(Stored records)
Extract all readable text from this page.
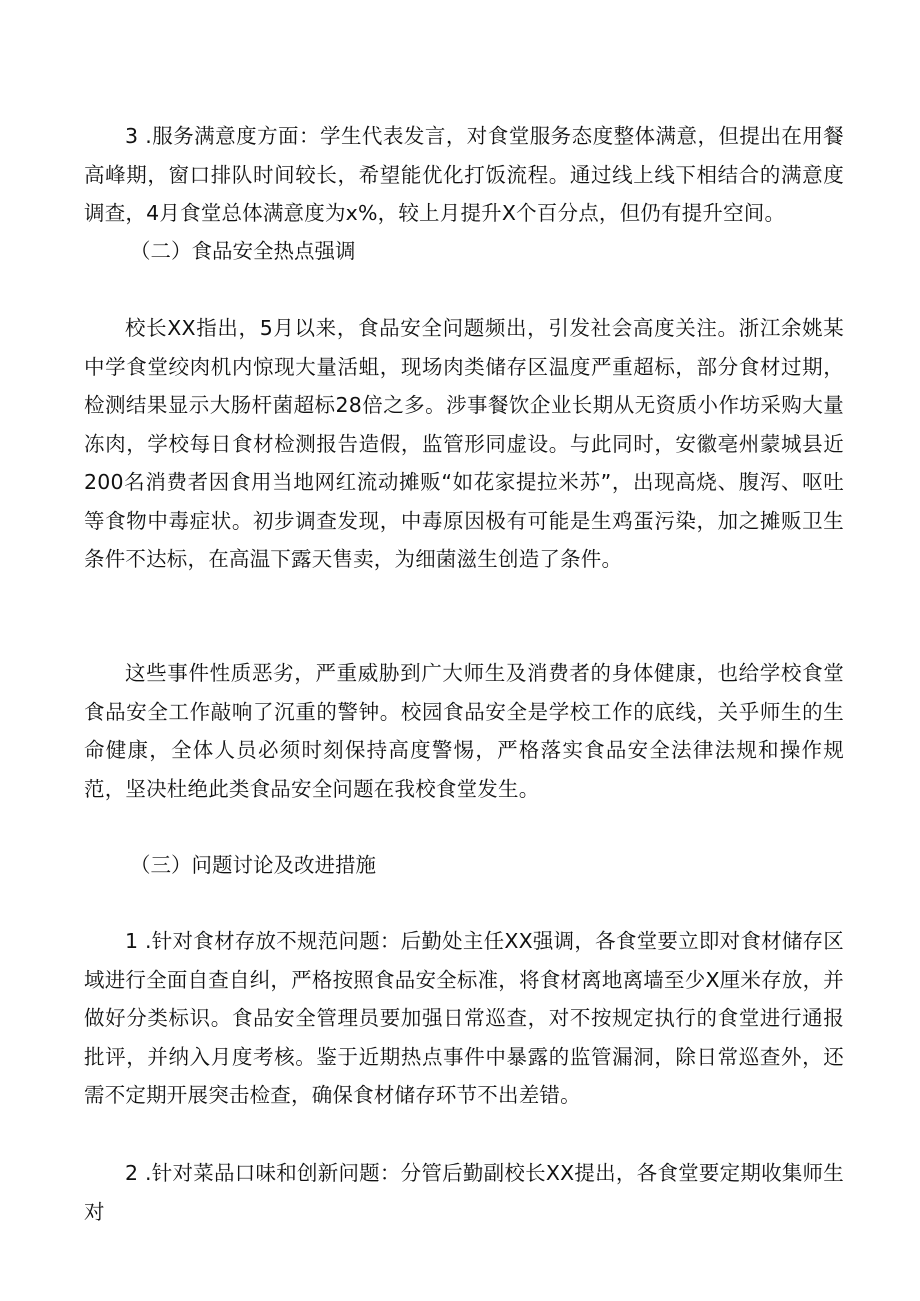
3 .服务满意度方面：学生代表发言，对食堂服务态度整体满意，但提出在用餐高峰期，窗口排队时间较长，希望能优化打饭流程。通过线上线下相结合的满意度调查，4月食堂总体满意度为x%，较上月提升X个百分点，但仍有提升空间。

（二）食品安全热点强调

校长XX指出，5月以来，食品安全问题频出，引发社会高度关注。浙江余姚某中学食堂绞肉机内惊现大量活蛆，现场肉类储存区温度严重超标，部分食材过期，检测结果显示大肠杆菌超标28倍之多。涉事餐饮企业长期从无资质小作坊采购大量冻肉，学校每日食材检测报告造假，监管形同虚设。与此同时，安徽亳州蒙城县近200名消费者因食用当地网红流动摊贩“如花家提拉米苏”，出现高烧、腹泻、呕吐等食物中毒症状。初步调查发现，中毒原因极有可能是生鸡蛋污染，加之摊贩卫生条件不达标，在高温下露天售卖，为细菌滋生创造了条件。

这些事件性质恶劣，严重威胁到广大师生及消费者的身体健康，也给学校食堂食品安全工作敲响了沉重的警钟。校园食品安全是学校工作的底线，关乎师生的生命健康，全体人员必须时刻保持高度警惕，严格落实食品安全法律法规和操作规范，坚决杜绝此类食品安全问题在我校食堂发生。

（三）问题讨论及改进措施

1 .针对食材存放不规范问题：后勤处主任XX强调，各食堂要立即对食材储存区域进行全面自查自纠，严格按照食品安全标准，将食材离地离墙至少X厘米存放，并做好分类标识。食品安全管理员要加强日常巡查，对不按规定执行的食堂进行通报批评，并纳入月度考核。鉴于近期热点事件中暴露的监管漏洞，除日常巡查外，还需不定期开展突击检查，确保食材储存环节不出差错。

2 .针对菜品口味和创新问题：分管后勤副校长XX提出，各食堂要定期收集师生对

---

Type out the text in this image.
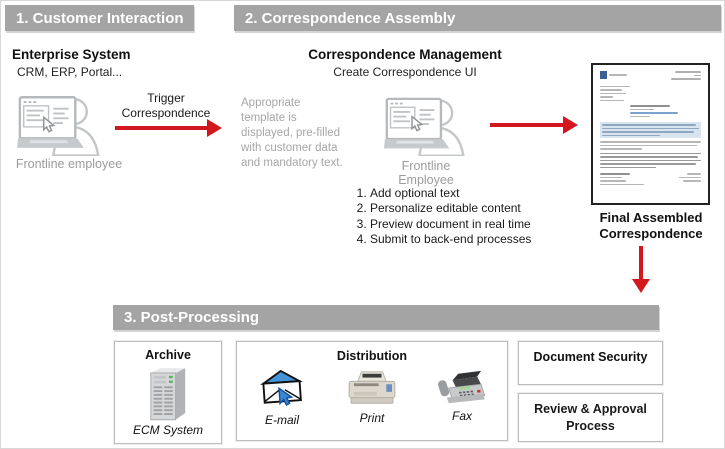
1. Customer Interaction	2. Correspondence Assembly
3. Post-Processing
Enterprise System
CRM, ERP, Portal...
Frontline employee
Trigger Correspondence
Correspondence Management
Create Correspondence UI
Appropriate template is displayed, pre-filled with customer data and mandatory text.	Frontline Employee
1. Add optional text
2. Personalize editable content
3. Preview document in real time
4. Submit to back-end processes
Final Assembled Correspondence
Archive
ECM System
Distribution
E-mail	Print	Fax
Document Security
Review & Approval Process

Directive - Collect the complete line wherever the string "text" appears in the records.

Task result -
Extract all readable text from this page.
Type out the text in this image.
Appropriate template is displayed, pre-filled with customer data and mandatory text.	Frontline Employee
1. Add optional text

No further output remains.